----- Rows

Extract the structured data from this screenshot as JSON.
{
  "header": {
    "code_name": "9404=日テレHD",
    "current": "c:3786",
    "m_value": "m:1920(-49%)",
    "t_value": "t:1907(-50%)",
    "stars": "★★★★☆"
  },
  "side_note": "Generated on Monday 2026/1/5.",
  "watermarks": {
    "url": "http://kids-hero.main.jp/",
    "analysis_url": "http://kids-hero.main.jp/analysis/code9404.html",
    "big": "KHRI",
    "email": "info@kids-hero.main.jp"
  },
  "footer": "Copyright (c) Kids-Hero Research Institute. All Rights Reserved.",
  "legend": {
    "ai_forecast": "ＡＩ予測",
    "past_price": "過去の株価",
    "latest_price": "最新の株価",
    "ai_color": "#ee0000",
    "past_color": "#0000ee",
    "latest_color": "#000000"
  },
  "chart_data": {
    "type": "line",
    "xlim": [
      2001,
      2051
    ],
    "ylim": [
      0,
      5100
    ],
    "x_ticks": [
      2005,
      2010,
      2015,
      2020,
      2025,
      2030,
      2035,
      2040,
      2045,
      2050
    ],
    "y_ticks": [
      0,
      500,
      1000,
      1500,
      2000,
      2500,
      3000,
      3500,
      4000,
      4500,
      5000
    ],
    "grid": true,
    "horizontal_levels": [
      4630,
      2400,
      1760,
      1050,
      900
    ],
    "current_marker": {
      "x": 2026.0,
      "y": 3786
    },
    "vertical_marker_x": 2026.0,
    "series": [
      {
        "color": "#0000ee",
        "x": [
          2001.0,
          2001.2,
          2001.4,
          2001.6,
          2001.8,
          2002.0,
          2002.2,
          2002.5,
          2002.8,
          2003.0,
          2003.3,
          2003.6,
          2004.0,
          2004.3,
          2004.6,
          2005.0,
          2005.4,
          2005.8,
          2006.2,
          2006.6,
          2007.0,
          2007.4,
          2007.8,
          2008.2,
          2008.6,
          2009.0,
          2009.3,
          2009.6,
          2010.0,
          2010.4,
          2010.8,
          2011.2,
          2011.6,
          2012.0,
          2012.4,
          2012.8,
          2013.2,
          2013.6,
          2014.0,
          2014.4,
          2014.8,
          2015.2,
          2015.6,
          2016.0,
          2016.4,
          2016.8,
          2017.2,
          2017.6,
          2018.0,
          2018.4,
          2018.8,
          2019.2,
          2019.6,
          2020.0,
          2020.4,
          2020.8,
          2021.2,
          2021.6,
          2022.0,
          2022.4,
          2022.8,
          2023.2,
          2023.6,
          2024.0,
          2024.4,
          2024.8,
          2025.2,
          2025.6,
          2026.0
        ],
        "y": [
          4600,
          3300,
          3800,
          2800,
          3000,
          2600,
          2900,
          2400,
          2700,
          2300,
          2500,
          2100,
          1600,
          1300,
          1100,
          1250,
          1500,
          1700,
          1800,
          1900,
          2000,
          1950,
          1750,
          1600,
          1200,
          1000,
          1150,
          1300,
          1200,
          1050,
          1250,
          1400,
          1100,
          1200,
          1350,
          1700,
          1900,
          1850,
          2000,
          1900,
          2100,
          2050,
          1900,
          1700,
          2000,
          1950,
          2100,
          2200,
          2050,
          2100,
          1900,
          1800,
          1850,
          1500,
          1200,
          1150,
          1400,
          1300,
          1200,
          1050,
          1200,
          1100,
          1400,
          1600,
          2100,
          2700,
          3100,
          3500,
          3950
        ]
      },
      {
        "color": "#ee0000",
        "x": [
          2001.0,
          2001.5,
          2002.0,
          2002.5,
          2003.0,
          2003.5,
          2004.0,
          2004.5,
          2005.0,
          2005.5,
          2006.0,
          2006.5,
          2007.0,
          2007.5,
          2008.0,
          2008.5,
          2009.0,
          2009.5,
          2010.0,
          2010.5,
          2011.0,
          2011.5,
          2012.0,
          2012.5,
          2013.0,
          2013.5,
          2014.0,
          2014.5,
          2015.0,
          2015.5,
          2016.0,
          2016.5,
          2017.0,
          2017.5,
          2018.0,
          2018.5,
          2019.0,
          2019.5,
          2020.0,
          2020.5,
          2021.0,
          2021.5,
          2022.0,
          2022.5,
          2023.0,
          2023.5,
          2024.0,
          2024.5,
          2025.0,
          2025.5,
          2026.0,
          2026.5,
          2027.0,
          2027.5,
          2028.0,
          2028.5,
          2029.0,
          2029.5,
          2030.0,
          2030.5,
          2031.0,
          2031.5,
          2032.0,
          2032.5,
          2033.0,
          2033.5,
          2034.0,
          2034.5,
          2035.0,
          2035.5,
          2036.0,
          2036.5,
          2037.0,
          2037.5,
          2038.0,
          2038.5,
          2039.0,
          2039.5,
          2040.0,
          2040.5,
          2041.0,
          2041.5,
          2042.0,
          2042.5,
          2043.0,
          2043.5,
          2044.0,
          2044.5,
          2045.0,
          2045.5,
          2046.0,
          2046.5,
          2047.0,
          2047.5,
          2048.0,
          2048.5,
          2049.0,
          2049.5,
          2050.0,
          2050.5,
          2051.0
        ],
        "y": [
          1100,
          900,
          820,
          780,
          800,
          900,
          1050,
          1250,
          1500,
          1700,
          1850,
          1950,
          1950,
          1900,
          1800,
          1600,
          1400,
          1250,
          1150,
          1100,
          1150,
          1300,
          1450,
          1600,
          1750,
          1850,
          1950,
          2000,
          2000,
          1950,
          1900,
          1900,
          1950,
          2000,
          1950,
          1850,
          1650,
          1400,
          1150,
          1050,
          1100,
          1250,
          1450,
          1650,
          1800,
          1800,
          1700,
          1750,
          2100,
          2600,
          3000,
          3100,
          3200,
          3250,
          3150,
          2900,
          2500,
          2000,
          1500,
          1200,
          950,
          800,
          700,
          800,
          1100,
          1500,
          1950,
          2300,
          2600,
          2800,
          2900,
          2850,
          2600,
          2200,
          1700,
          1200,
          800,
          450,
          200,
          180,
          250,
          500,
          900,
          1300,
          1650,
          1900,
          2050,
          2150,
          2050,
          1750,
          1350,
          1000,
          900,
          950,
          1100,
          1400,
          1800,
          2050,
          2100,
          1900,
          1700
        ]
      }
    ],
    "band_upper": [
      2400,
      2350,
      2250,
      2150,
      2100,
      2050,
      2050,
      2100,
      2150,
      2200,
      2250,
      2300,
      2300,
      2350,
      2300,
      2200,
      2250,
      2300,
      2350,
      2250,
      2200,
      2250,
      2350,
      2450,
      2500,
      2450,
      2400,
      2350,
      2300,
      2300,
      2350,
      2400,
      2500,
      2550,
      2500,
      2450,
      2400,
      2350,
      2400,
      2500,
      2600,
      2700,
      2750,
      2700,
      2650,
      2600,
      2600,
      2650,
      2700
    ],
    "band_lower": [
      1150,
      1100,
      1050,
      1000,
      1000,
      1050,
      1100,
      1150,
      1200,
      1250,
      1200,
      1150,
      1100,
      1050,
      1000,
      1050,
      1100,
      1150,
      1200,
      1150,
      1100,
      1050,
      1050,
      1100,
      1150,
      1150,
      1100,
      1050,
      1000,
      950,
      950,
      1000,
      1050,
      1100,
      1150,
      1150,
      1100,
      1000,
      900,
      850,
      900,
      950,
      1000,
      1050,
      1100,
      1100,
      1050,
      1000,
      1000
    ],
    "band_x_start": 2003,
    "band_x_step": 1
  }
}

----------

* [Direction]: Look above for lines with the word "main" and copy them all.

* [Written reply]:
    "url": "http://kids-hero.main.jp/",
    "analysis_url": "http://kids-hero.main.jp/analysis/code9404.html",
    "email": "info@kids-hero.main.jp"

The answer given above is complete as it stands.